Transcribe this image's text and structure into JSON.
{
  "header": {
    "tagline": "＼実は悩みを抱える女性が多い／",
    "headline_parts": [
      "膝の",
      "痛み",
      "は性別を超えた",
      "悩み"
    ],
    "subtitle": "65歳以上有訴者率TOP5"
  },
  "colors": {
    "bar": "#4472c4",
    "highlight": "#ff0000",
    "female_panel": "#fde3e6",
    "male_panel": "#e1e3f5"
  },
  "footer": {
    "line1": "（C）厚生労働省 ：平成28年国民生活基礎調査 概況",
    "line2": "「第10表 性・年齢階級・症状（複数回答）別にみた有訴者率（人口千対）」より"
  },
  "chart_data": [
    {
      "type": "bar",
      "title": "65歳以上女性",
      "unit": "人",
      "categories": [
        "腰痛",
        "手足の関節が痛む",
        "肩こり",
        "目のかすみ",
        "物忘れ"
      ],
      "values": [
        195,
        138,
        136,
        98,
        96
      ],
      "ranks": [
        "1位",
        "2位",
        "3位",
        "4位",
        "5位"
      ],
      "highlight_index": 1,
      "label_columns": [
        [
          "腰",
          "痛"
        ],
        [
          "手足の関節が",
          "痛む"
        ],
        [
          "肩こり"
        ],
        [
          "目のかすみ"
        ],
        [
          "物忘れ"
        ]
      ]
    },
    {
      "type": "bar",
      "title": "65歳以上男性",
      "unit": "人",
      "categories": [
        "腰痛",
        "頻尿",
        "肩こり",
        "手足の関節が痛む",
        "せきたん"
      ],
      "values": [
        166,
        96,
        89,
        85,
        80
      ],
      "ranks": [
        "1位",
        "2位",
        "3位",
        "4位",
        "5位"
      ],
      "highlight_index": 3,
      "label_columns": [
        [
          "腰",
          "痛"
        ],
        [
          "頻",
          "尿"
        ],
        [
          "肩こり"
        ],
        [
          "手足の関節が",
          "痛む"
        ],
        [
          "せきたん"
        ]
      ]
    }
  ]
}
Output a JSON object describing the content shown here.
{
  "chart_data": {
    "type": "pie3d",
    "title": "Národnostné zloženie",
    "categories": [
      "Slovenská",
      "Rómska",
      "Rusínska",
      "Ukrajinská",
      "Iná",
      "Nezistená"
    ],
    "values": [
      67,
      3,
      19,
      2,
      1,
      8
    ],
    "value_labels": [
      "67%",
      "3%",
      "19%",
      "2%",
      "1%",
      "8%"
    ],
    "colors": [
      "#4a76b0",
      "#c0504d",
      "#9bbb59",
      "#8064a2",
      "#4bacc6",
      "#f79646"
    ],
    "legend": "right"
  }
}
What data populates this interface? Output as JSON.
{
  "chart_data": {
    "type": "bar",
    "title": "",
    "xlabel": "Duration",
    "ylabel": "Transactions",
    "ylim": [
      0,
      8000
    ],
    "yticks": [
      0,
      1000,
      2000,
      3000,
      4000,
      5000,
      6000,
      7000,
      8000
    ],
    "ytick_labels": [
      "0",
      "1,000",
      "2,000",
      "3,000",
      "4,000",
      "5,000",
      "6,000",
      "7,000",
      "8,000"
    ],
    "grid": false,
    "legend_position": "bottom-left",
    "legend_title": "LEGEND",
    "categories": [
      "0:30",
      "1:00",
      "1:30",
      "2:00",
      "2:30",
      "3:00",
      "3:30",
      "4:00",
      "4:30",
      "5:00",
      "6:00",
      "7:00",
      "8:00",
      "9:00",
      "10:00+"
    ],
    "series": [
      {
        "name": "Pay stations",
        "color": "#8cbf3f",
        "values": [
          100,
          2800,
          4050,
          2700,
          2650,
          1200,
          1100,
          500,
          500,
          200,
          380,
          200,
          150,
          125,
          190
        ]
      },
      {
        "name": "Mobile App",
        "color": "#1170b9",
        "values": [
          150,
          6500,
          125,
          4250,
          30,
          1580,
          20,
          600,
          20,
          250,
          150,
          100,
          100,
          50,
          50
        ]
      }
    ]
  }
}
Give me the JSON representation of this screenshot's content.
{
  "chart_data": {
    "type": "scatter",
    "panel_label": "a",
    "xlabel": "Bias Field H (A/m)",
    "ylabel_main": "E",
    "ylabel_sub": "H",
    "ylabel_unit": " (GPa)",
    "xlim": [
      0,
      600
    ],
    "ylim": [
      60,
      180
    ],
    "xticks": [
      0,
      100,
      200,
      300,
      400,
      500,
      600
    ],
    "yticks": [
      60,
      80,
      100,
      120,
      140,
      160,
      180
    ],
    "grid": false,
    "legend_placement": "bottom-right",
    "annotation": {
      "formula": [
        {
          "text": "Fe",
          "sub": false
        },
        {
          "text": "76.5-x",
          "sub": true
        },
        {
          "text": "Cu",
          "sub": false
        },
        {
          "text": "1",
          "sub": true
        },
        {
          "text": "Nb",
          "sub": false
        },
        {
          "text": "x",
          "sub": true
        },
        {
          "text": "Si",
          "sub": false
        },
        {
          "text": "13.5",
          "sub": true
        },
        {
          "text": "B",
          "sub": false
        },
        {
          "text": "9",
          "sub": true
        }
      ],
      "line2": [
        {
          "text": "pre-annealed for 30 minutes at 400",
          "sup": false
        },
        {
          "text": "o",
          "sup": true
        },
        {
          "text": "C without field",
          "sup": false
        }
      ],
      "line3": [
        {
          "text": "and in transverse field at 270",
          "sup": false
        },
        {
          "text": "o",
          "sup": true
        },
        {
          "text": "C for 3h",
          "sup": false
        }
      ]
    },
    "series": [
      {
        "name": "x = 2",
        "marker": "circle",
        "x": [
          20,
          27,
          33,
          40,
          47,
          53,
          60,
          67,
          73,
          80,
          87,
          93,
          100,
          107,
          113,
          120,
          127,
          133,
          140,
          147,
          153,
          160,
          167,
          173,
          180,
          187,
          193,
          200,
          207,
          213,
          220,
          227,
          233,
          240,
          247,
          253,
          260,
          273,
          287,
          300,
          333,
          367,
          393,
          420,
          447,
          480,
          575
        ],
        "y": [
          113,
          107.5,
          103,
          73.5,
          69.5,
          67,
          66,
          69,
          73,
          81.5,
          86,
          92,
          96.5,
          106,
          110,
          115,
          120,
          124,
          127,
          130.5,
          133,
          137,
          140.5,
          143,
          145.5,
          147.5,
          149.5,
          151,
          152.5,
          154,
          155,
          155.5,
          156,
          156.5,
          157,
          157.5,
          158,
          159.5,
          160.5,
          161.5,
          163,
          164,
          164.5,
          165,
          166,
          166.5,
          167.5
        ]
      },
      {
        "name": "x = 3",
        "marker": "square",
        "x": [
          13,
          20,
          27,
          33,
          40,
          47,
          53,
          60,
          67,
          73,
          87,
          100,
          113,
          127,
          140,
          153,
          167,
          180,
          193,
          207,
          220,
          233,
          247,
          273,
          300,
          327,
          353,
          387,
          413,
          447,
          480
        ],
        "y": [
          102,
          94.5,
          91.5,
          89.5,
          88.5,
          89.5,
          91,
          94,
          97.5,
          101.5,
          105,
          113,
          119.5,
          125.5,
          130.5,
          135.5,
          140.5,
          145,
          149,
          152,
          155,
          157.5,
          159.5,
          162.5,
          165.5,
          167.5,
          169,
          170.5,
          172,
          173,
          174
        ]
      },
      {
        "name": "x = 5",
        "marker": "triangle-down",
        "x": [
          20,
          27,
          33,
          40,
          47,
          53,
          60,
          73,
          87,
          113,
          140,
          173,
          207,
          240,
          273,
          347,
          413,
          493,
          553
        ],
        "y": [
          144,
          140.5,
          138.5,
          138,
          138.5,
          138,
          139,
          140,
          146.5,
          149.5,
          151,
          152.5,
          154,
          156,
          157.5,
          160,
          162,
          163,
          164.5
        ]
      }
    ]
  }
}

-------------------------

Your objective
Copy out each line of the records where the string "marker" appears.

Task response
        "marker": "circle",
        "marker": "square",
        "marker": "triangle-down",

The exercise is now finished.